[Collected data]
◆ ◆ ◆

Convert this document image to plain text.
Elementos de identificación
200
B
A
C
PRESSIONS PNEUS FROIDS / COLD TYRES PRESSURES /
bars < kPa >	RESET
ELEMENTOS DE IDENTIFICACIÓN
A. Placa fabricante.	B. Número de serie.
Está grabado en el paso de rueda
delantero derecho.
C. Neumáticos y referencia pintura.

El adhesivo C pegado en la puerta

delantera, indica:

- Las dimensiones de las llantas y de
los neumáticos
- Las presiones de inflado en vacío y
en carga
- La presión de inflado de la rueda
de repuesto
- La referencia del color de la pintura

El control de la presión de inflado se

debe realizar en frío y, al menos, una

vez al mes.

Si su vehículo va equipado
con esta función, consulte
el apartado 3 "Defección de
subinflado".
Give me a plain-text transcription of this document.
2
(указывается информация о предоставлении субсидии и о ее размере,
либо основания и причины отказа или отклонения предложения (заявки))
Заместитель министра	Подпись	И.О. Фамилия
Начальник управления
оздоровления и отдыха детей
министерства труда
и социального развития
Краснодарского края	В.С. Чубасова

◆ ◆ ◆

## CHALLENGE
Quote the material exactly, leaving nothing out.

## ANSWER TO THIS EXERCISE
Convert this document image to plain text.
Elementos de identificación
200
B
A
C
PRESSIONS PNEUS FROIDS / COLD TYRES PRESSURES /
bars < kPa >	RESET
ELEMENTOS DE IDENTIFICACIÓN
A. Placa fabricante.	B. Número de serie.
Está grabado en el paso de rueda
delantero derecho.
C. Neumáticos y referencia pintura.

El adhesivo C pegado en la puerta

delantera, indica:

- Las dimensiones de las llantas y de
los neumáticos
- Las presiones de inflado en vacío y
en carga
- La presión de inflado de la rueda
de repuesto
- La referencia del color de la pintura

El control de la presión de inflado se

debe realizar en frío y, al menos, una

vez al mes.

Si su vehículo va equipado
con esta función, consulte
el apartado 3 "Defección de
subinflado".
Give me a plain-text transcription of this document.
2
(указывается информация о предоставлении субсидии и о ее размере,
либо основания и причины отказа или отклонения предложения (заявки))
Заместитель министра	Подпись	И.О. Фамилия
Начальник управления
оздоровления и отдыха детей
министерства труда
и социального развития
Краснодарского края	В.С. Чубасова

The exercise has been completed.